At most, the workers were in possession of one pistol, possibly from disarming a police officer or security guard at the mine in the days before. Beyond that, the workers had nothing more than panga knives, knobkerries, sjambok whips and other traditional paraphernalia that posed no threat to police with automatic weapons. Armed police, with armoured vehicles and helicopters, tear gas and razor-wire deploying machines, mounted an operation that was designed to clear the hill, force the workers back to work, and break the strike.
It did not occur on the spur of the moment. It was planned. The razor wire was deployed deliberately to allow for a small gap, tempting the workers to rush towards it. Those who did so were mowed down in a murderous hail of bullets. Subsequent accounts presented the attempt to escape from the hill as an attempted assault on the police.
Declaring Class War
The Lonmin strike occurred against the background of a mounting crisis in the industry. The global economic slowdown has caused a crisis in the motor industry, with levels of overcapacity that would require a market the size of the US to bring all idle plant into operation. Platinum extraction, completely dependent on the motor industry’s need for catalytic converters, was an inevitable casualty. Supply rapidly outstripped demand, aggravated by the greed of speculators who worsened oversupply to the point that platinum plunged to just 50% of its historic price. Lonmin’s share price has taken a serious knock and the company will miss its production targets for this year.
Nonetheless, the reality is that the halt in production has changed the balance between supply and demand, resulting in an increase in the price of platinum. In that sense, the company is not threatened by the loss of production. Why then did management, the police and the government feel the need to crush the strike? The reason is that, by embarking on a strike, the workers were challenging more than their exploitation. They were rising up against the entire establishment, and the carefully engineered system of collective bargaining designed to trap workers in endless procedural technicalities to avoid going on an ‘unprotected’, that is, illegal strike.
The strike was illegal in that it did not follow procedure. The existing two-year agreement signed by the NUM and management was ignored by both the signatories and the workers. The NUM leaders were being rejected and denounced as management stooges. Worse still from the NUM’s point of view, in self-defence workers armed themselves with traditional weapons – useful, at best, in close combat – as a symbol of unity, determination and combativity. The entire system of oppression, on which the continued exploitation of the workers depended, was at risk. The bosses were outraged at the ingratitude of workers no longer prepared to walk around in chains, to live in squalor, and to be treated like slaves.
This was no mere wage strike. It was an unarmed insurrection. That certainly was the view taken by the Lonmin bosses and the entire capitalist class in the mining industry and beyond. In an extraordinary editorial on 17 August, Business Day issued what amounted to a declaration of class war against the Marikana workers. It spelt out in clear language the political implications of the workers’ action and why it was intolerable. It appealed for class unity across the entire capitalist class. In language breath-taking for its forthrightness, shorn of the normal euphemisms about the common interest of all South Africans united across classes in the common endeavour to achieve prosperity, the editorial condemned the inaction of the Lonmin management:
“Lonmin needs to be a part of the solution to an intractable problem at the mine. It isn’t new. The new Association of Mineworkers and Construction Union (Amcu) is slowly taking apart the venerable National Union of Mineworkers (NUM) in the platinum industry, mine after mine. That fact, on its own, should be enough to raise alarm bells throughout the South African body politic. The NUM is the thoughtful, considered heart of the union movement here. Cyril Ramaphosa [former NUM leader, now big-businessman] and Kgalema Motlanthe [South African deputy president], for instance, come out of it. As a union it is a powerful voice of reason in an often loud and rash movement.

### What the task requires
Continue the account of the Marikana strike at Lonmin from the point where it stops.

(Data listing)

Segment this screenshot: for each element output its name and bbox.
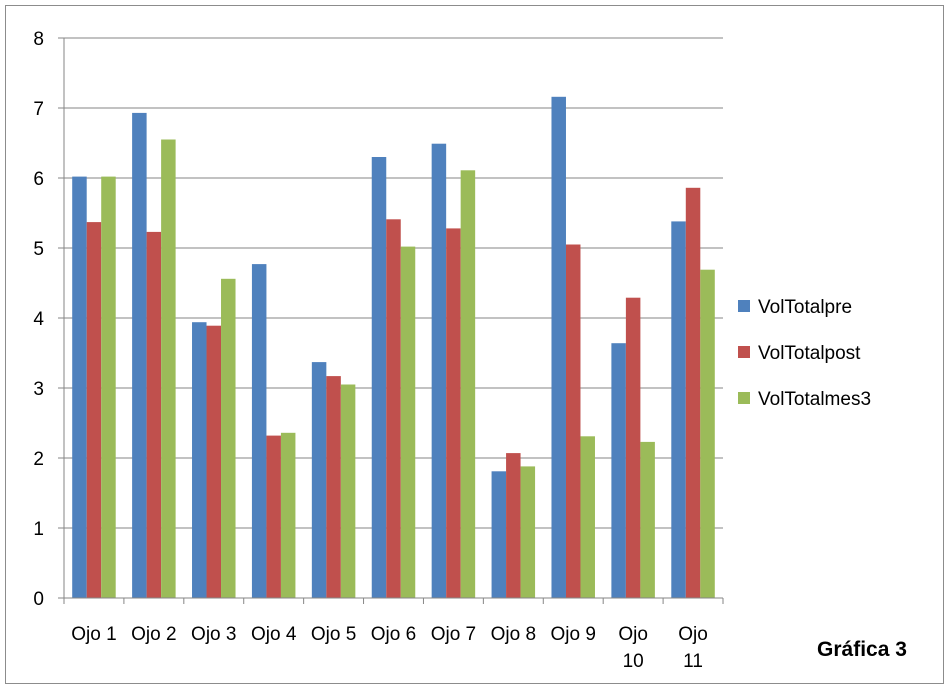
bar (580, 436, 595, 598)
bar (280, 432, 296, 598)
chart-caption: Gráfica 3 (817, 638, 907, 661)
y-tick-label: 6 (33, 169, 44, 190)
y-tick-label: 7 (33, 99, 44, 120)
x-tick-label: Ojo 11 (678, 624, 708, 672)
bar (86, 222, 102, 598)
bar (192, 322, 207, 598)
legend: VolTotalpre VolTotalpost VolTotalmes3 (738, 297, 871, 410)
bar (565, 244, 581, 598)
bar (520, 466, 536, 598)
bar (700, 269, 715, 598)
legend-swatch (738, 300, 750, 312)
bar (146, 231, 162, 598)
bar (506, 453, 521, 598)
x-tick-label: Ojo 6 (371, 624, 416, 645)
legend-label: VolTotalpost (758, 343, 861, 364)
y-tick-label: 2 (33, 449, 44, 470)
x-tick-label: Ojo 5 (311, 624, 356, 645)
x-axis-ticks: Ojo 1 Ojo 2 Ojo 3 Ojo 4 Ojo 5 Ojo 6 Ojo 7 Ojo 8… (63, 598, 724, 672)
x-tick-label: Ojo 3 (191, 624, 236, 645)
y-tick-label: 5 (33, 239, 44, 260)
bar (371, 157, 387, 598)
bar (491, 471, 507, 598)
y-tick-label: 0 (33, 589, 44, 610)
bar (386, 219, 401, 599)
bar (72, 176, 87, 598)
bar (551, 96, 566, 599)
bar (431, 143, 447, 598)
bar (311, 362, 327, 598)
bars (72, 96, 715, 599)
bar (446, 228, 461, 598)
bar (611, 343, 626, 598)
bar (132, 112, 147, 599)
legend-swatch (738, 346, 750, 358)
y-axis-ticks: 0 1 2 3 4 5 6 7 8 (33, 29, 64, 610)
legend-swatch (738, 392, 750, 404)
y-tick-label: 1 (33, 519, 44, 540)
x-tick-label: Ojo 2 (131, 624, 176, 645)
y-tick-label: 8 (33, 29, 44, 50)
bar (101, 176, 116, 598)
axes (63, 38, 723, 599)
bar (400, 246, 416, 598)
bar (251, 264, 267, 598)
bar (460, 170, 476, 599)
bar (671, 221, 686, 598)
bar (640, 441, 655, 598)
bar (206, 325, 222, 598)
x-tick-label: Ojo 7 (431, 624, 476, 645)
x-tick-label: Ojo 4 (251, 624, 297, 645)
bar (326, 376, 341, 598)
legend-label: VolTotalpre (758, 297, 852, 318)
y-tick-label: 4 (33, 309, 44, 330)
x-tick-label: Ojo 8 (491, 624, 536, 645)
bar (221, 278, 236, 598)
legend-label: VolTotalmes3 (758, 389, 871, 410)
bar (266, 435, 281, 598)
x-tick-label: Ojo 1 (71, 624, 116, 645)
bar (625, 297, 641, 598)
y-tick-label: 3 (33, 379, 44, 400)
x-tick-label: Ojo 10 (618, 624, 648, 672)
x-tick-label: Ojo 9 (551, 624, 596, 645)
bar (685, 187, 701, 599)
bar (161, 139, 176, 598)
bar (340, 384, 356, 598)
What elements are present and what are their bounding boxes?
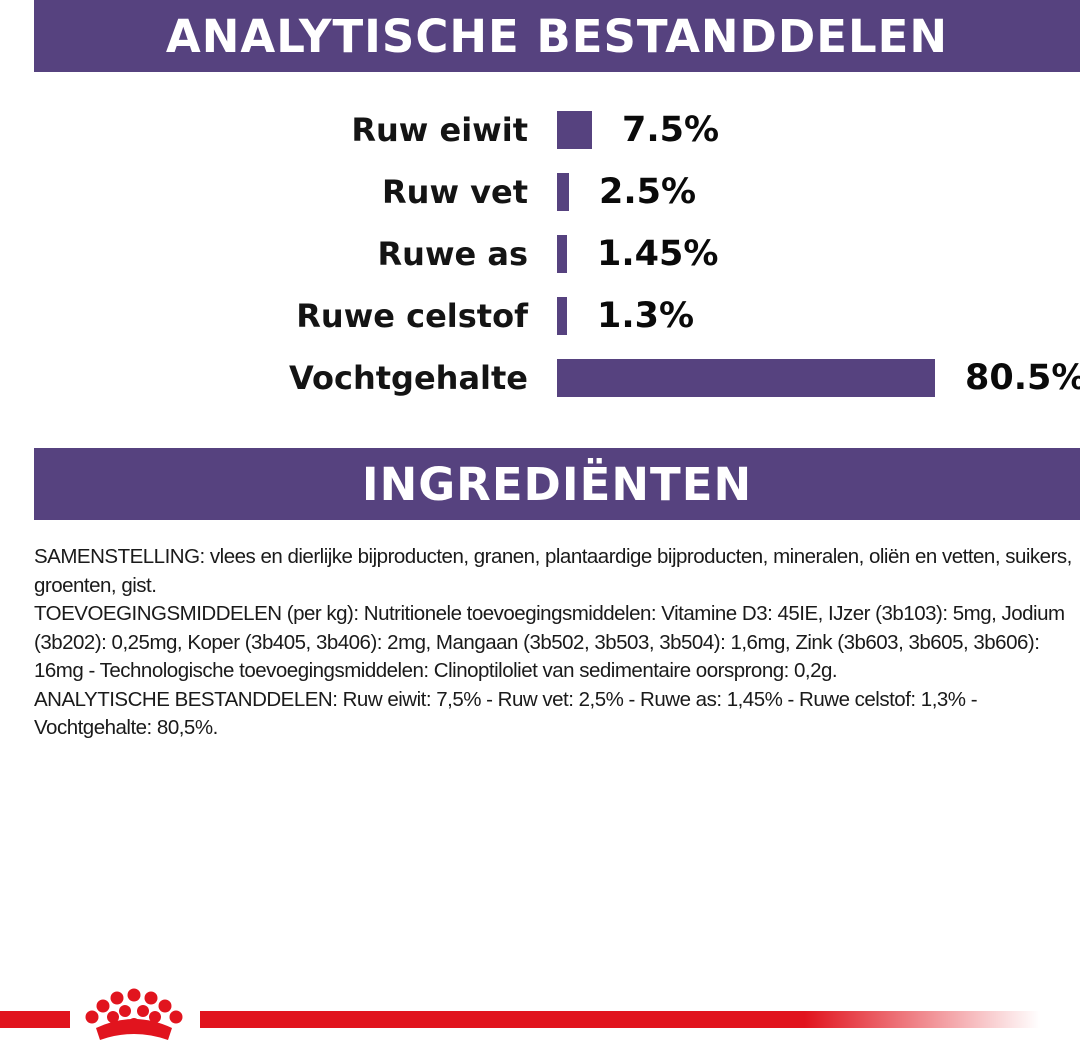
footer-red-line-left — [0, 1011, 70, 1028]
ingredients-header: INGREDIËNTEN — [34, 448, 1080, 520]
analysis-row: Ruwe celstof 1.3% — [0, 294, 1080, 338]
analysis-row: Vochtgehalte 80.5% — [0, 356, 1080, 400]
royal-canin-crown-icon — [85, 988, 183, 1040]
ingredients-paragraph-composition: SAMENSTELLING: vlees en dierlijke bijpro… — [34, 545, 1072, 597]
analysis-row-label: Ruwe celstof — [296, 297, 528, 335]
analysis-row-label: Vochtgehalte — [289, 359, 528, 397]
analysis-row: Ruw eiwit 7.5% — [0, 108, 1080, 152]
ingredients-text: SAMENSTELLING: vlees en dierlijke bijpro… — [34, 543, 1078, 743]
analysis-row-bar — [557, 359, 935, 397]
analysis-row-bar — [557, 111, 592, 149]
analysis-row-value: 1.45% — [597, 234, 719, 274]
analysis-row-label: Ruwe as — [377, 235, 528, 273]
footer-red-line-right — [200, 1011, 1040, 1028]
analysis-title: ANALYTISCHE BESTANDDELEN — [165, 9, 949, 63]
analysis-row: Ruwe as 1.45% — [0, 232, 1080, 276]
analysis-row-label: Ruw eiwit — [351, 111, 528, 149]
analysis-row: Ruw vet 2.5% — [0, 170, 1080, 214]
analysis-row-value: 7.5% — [622, 110, 720, 150]
analysis-row-value: 2.5% — [599, 172, 697, 212]
ingredients-paragraph-analysis: ANALYTISCHE BESTANDDELEN: Ruw eiwit: 7,5… — [34, 687, 978, 740]
analysis-header: ANALYTISCHE BESTANDDELEN — [34, 0, 1080, 72]
ingredients-title: INGREDIËNTEN — [361, 457, 753, 511]
analysis-row-bar — [557, 173, 569, 211]
ingredients-paragraph-additives: TOEVOEGINGSMIDDELEN (per kg): Nutritione… — [34, 602, 1065, 682]
analysis-row-value: 1.3% — [597, 296, 695, 336]
analysis-row-bar — [557, 297, 567, 335]
analysis-row-label: Ruw vet — [382, 173, 528, 211]
analysis-row-bar — [557, 235, 567, 273]
analysis-row-value: 80.5% — [965, 358, 1080, 398]
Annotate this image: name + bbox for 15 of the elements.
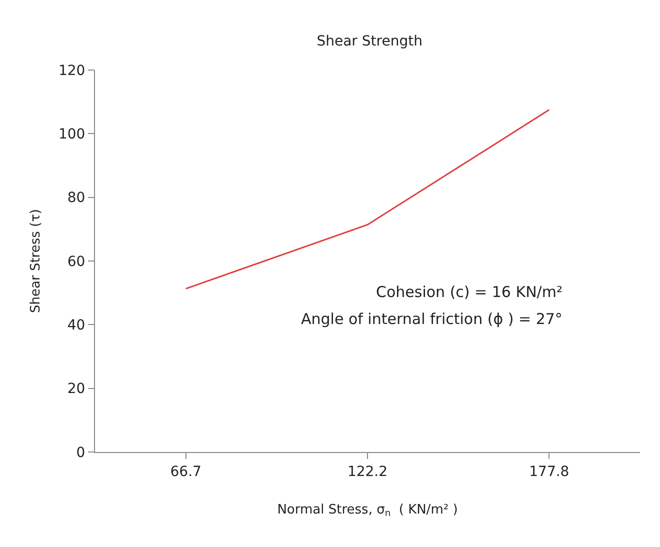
x-tick-label: 122.2 bbox=[347, 464, 388, 480]
y-tick-label: 60 bbox=[67, 254, 86, 270]
y-tick-label: 40 bbox=[67, 318, 86, 334]
annotation: Cohesion (c) = 16 KN/m² bbox=[376, 283, 562, 301]
chart-title: Shear Strength bbox=[316, 33, 422, 50]
x-tick-label: 177.8 bbox=[529, 464, 570, 480]
y-axis-title: Shear Stress (τ) bbox=[28, 209, 44, 313]
x-tick-label: 66.7 bbox=[170, 464, 202, 480]
annotation: Angle of internal friction (ϕ ) = 27° bbox=[301, 310, 562, 328]
y-tick-label: 0 bbox=[76, 444, 86, 461]
y-tick-label: 20 bbox=[67, 381, 86, 398]
y-tick-label: 120 bbox=[58, 62, 86, 79]
y-tick-label: 80 bbox=[67, 190, 86, 206]
y-tick-label: 100 bbox=[58, 126, 86, 143]
x-axis-title: Normal Stress, σ$_{n}$ ( KN/m² ) bbox=[277, 502, 458, 520]
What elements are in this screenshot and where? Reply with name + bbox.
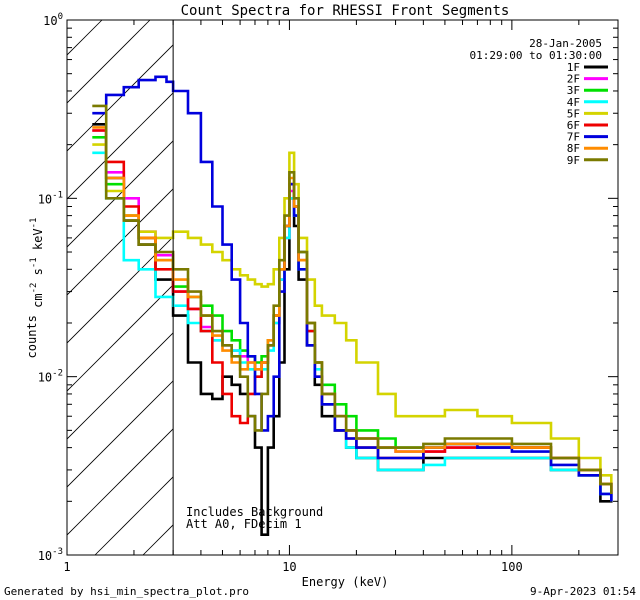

### Exercise result
“It appreciates and values private capital and strong companies. Business everywhere should be hoping the union finds a way to defend itself effectively from Amcu’s attacks… For a start, the strike is ostensibly about pay, an issue neither the police nor the unions can solve. Second, business, just for the sake of it, needs to be seen to stand up at a moment of crisis like this in South Africa and be damned well counted.
“The strike and the tragedy of Thursday will be with us for a very long time. It represented a failure of our new society on many levels, most strikingly the inability of the majority black establishment (of which the NUM and the ruling African National Congress and union umbrella Cosatu are leaders) to come to terms with the majority of black, marginalised, poor and desperate people.
“Amcu was bred around beer and fires in deepest rural Pondoland in the Transkei… There is not going to be any stopping Amcu. That means a solution to the violence has to be found at a high level, and that it has to recognise, for the NUM and for Cosatu and the ANC itself, the extremely uncomfortable truth that there is a power building in the land over which they have little or no influence, and which itself has little or no respect for the powers that be”.
Fault-Lines in the Power Structure
Here in undiluted language, without even a crocodile tear to blot the paper on which it was written for the deaths of 34 human beings, is how the bourgeois view the situation. As far as they are concerned, the Marikana workers are a threat to the entire edifice constructed at Codesa (the Convention for a Democratic South Africa: the negotiations to dismantle the apartheid regime). That brought in an arrangement by which the economic dictatorship of the capitalist class and exploitation of the working class would be perpetuated under a democratic mask held in place by the Tripartite Alliance of the ANC, SACP and Cosatu. In 300 bloody seconds, that mask had been ripped away with pointless savagery by the ‘democratic’ police.
In its paranoid, panicky reaction to the spread of the strikes, the government, Cosatu and the SACP has sought to blame Julius Malema, expelled ANC Youth League president, for instigating workers and destabilising the country. They have also attacked him for meeting with disgruntled soldiers, accusing him of threatening the security of the country. As a result, all military bases were placed on high alert. But, as Malema himself pointed out, he is out to save the ANC not destroy it. If he had not stepped in, he argues, the vacuum would have been filled by others with a different agenda.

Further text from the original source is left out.